> **What you should do**: Your task is to copy every line of the entries that contains "RATE".

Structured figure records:
>>>>>
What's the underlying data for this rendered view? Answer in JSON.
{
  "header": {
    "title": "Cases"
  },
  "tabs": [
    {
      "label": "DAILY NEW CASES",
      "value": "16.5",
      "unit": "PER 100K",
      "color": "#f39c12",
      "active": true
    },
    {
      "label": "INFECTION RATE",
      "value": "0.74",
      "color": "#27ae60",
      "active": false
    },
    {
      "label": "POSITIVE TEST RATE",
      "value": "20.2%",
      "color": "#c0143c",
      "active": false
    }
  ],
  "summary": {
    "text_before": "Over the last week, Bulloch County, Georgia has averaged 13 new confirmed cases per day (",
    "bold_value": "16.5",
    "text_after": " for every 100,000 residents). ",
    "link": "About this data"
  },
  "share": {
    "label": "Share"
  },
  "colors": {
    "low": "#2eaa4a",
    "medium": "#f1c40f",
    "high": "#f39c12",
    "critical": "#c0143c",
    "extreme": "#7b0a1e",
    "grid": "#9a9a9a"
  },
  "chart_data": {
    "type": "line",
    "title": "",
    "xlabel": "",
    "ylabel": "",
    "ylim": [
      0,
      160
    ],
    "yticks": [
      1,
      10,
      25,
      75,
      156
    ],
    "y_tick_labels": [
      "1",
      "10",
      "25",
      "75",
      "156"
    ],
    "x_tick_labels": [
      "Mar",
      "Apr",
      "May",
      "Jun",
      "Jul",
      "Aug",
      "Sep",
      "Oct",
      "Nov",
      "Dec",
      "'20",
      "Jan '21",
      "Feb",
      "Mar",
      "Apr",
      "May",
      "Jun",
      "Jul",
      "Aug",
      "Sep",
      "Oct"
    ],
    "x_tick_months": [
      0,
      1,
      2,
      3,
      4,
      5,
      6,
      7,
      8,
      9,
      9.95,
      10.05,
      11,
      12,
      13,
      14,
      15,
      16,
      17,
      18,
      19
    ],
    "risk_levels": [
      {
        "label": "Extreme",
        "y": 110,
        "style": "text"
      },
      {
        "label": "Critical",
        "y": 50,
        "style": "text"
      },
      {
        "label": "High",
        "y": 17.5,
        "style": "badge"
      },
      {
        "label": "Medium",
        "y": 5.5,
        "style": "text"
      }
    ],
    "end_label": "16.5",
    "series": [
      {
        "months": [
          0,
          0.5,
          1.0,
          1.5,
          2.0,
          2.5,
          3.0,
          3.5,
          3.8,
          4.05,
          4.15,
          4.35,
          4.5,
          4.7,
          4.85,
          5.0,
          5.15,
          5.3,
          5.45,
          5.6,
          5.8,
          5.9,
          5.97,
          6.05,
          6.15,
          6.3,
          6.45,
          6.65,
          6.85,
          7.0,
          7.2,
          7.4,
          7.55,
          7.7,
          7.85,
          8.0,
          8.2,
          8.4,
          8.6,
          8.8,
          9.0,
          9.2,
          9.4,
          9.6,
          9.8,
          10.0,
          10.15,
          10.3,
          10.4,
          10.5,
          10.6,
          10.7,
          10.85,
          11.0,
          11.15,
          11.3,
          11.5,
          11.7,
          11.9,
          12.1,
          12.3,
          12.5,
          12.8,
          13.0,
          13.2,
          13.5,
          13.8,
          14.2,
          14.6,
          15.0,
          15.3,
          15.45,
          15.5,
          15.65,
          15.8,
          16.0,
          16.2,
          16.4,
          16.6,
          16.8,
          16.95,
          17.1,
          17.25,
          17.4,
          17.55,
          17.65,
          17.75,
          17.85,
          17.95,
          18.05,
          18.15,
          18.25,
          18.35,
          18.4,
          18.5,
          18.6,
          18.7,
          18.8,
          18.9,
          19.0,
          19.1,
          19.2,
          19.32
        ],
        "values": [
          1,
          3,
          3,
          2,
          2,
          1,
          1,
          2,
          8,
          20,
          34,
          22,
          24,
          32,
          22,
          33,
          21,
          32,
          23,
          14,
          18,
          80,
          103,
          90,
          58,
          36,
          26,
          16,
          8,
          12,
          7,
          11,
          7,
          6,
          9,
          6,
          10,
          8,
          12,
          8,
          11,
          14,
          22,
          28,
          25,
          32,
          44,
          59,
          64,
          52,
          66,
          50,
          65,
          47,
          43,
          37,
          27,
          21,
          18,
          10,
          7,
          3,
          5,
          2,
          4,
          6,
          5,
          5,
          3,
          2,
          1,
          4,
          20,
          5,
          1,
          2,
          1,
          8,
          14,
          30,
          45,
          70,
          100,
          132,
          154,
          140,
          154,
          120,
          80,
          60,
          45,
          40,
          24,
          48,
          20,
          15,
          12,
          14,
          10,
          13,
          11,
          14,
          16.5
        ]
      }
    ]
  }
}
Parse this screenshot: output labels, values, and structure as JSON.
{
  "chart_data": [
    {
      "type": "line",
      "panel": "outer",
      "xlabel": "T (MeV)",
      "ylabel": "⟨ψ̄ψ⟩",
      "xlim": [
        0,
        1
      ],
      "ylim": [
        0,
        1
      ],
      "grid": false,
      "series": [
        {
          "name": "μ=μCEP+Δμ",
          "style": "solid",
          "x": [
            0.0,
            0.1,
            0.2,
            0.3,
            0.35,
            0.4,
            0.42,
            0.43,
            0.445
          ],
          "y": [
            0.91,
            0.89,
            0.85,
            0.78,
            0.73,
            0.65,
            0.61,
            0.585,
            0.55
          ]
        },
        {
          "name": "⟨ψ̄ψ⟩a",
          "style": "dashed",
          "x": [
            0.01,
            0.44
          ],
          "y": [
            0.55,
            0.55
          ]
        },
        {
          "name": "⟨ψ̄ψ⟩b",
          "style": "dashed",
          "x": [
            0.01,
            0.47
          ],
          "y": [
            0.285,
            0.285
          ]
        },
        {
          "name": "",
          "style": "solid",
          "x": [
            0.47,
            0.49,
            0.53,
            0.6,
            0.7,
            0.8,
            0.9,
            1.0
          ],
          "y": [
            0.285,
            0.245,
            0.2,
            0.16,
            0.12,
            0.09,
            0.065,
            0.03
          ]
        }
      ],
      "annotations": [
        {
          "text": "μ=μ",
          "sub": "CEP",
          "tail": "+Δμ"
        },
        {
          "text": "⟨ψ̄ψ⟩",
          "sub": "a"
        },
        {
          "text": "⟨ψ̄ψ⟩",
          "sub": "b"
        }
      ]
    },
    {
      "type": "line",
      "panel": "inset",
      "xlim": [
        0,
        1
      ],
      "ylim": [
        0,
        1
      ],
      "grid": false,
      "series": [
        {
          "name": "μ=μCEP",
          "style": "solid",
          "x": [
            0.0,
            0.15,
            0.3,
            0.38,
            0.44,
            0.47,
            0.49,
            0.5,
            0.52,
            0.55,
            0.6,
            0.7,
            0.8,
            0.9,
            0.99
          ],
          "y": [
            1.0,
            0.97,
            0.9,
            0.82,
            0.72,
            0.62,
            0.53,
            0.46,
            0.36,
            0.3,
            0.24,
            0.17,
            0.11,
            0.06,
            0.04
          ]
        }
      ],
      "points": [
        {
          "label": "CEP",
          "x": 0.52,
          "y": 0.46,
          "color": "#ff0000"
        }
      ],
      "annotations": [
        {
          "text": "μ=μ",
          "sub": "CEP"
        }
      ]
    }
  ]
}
<<<<<
> **Exercise answer**:
      "label": "INFECTION RATE",
      "label": "POSITIVE TEST RATE",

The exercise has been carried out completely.